## PASSAGE SHOWN
★ ★ ★ ★

I have to say I resisted writing this post.  I have a visceral distaste for academic discursive hermeneutics performed from afar–this is partly why I’m an ethnographer, after all– and, that’s even more the case when trying to write au courant journalistically

However, despite having absolutely no ethnographic expertise among British police and only a concerned collaborator’s familiarity with the issues on the ground there, I’m going to just get over it–tempered still, hopefully, by a degree of humility and a recognition of our responsibility to ignorance.  The reason I’ve made this decision is to emphasize an ethnographic fact that I think is important for this blog: so much of what makes police a salient issue in broader terms are in fact riots and, conversely, so many riots, uprisings and rebellions are in fact about police.

All that was a way of putting a large preliminary asterisk on certain observations I’ve made following the news coverage via my own personal extended network of interwebs (BBC, CNN, NPR, Jeff Martin’s twitter feed…).  I’ve noticed a narrative dynamic emerging that I find a bit frustrating: on the one hand, news coverage presents the familiar “these are criminals/hoodlums without a politics,” with all its logical absurdities (is criminality innate and apolitical? If so, if these are innate tendencies and not the result of social conditions, how has London and then other cities in the UK suddenly–within the last several days– sprouted so many of this type? What would be the litmus test for whether determining this is a political act, by the way?).

On the other hand, often in an effort to show “the other side” or to emphasize some diversity of opinion on the events, news coverage includes another narrative which risks being equally tired and absurd, the “this is an expression of political-economic disenfranchisement” argument (with it’s equally non-falsifiable claims–what, again, are the criteria for deciding that this is political, and when where these events put to that criteria? what factors and/or data were considered? what would apolitical events look like? If at least one of these criteria should be statements of such from the protesters themselves, it does not seem to meet the definition…)

★ ★ ★ ★

Items from a data source
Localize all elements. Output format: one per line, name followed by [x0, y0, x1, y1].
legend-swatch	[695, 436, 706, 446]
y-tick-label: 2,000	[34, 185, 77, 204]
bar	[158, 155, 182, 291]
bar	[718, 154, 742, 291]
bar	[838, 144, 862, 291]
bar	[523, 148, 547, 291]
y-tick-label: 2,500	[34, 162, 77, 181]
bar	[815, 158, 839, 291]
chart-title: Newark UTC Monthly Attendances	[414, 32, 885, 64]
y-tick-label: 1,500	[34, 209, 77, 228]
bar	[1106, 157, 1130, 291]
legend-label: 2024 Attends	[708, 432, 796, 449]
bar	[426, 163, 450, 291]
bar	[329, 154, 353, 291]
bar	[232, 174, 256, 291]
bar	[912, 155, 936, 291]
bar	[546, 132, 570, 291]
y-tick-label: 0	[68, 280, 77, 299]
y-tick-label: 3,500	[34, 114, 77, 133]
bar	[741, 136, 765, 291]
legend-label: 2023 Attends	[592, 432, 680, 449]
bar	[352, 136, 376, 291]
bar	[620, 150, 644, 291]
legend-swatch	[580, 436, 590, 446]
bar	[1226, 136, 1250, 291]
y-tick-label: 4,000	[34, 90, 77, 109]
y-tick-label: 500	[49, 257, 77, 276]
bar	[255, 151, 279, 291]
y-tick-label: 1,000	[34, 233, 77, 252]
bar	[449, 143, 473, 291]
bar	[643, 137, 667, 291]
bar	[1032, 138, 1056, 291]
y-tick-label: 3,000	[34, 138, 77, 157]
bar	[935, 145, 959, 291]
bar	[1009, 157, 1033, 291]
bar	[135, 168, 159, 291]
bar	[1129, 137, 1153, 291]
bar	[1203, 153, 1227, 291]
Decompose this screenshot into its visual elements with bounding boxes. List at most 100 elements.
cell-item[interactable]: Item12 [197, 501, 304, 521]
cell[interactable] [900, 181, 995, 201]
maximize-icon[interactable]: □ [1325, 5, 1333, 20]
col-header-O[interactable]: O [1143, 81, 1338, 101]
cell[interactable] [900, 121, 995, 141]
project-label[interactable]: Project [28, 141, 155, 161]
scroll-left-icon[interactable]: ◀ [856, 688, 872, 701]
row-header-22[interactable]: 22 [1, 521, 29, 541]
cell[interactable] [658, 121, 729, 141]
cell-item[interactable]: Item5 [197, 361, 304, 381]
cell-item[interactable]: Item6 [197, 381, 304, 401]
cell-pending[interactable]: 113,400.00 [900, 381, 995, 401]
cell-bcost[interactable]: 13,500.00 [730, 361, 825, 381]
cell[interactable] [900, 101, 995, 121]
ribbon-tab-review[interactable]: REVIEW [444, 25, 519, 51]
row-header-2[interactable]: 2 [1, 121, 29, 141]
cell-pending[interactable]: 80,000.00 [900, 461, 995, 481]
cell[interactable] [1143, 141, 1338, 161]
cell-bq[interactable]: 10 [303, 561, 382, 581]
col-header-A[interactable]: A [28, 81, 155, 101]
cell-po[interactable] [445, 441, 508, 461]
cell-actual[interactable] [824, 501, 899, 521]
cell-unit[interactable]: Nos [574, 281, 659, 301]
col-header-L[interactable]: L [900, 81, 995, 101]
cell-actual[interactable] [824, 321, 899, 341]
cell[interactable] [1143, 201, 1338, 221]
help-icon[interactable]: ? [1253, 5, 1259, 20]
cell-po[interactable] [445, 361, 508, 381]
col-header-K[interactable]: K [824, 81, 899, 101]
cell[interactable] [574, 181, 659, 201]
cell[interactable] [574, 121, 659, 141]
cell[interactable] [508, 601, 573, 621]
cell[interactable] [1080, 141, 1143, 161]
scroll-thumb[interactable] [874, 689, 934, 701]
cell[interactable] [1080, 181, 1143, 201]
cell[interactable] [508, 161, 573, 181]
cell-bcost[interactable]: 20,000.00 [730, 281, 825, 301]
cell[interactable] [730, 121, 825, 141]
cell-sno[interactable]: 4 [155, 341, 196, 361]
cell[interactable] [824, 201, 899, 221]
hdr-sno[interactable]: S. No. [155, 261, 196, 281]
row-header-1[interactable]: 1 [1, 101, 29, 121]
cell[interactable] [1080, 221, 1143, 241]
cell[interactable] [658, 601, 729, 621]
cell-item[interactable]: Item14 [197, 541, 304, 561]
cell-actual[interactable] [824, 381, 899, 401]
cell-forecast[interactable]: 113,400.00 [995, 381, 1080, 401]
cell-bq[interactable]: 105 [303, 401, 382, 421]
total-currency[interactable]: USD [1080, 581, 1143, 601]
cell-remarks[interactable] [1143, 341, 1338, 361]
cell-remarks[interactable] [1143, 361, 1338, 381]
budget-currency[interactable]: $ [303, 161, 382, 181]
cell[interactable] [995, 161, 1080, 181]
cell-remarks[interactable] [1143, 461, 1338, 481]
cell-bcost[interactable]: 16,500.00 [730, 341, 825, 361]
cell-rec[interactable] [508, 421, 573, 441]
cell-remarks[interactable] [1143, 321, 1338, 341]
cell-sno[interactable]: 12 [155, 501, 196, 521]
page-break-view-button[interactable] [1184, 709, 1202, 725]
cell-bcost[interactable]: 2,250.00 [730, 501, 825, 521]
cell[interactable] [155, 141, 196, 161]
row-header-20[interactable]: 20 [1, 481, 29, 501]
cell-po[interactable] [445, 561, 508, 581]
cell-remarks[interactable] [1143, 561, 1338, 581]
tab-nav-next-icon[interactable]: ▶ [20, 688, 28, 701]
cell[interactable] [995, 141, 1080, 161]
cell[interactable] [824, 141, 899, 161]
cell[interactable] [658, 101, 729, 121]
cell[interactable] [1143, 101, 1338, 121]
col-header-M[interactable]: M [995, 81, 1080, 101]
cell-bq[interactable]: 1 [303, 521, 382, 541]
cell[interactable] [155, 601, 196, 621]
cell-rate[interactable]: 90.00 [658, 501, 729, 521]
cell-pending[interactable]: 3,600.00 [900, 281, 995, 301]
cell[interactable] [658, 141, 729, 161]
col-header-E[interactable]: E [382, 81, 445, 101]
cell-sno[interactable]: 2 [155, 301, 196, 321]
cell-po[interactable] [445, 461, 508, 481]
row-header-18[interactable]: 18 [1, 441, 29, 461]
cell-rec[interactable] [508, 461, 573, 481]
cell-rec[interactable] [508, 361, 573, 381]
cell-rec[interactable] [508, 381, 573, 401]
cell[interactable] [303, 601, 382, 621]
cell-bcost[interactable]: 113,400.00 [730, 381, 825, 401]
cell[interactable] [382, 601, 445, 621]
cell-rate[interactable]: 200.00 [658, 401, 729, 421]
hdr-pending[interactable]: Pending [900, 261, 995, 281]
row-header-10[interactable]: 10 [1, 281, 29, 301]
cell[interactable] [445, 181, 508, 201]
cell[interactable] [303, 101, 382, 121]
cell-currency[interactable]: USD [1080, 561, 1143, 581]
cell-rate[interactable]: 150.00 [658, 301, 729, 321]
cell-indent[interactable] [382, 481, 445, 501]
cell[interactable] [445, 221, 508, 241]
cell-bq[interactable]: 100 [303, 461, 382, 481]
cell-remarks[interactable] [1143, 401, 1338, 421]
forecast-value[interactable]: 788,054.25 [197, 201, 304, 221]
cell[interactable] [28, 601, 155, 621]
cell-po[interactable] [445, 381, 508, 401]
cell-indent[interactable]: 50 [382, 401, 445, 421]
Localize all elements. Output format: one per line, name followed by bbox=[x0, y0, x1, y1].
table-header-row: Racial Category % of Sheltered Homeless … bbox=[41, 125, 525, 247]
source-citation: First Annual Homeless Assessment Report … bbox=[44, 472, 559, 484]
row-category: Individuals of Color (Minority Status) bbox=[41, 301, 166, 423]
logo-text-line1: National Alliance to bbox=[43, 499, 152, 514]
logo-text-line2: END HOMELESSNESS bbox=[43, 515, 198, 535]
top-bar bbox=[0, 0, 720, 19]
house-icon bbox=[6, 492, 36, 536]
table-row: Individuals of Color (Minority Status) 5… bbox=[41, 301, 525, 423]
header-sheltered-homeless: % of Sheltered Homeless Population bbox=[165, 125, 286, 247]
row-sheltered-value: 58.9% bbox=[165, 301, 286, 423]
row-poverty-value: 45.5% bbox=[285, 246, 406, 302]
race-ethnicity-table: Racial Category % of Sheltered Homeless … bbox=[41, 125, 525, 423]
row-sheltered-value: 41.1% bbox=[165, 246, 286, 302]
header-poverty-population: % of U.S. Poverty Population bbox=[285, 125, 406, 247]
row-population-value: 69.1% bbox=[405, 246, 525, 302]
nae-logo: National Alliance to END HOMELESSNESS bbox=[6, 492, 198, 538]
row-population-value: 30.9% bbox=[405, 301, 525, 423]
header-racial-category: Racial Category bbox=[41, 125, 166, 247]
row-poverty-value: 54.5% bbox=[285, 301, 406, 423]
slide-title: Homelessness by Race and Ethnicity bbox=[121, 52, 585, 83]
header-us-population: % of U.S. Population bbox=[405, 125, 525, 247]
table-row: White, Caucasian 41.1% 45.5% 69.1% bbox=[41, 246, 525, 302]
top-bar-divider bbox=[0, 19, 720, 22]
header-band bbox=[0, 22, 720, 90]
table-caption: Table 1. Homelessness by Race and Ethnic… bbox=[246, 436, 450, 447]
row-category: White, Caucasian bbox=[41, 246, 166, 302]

★ ★ ★ ★

Which news sources does the writer of the blog post name as part of a personal extended network for following the coverage?

## TASK RESPONSE
BBC, CNN, NPR, and Jeff Martin's twitter feed.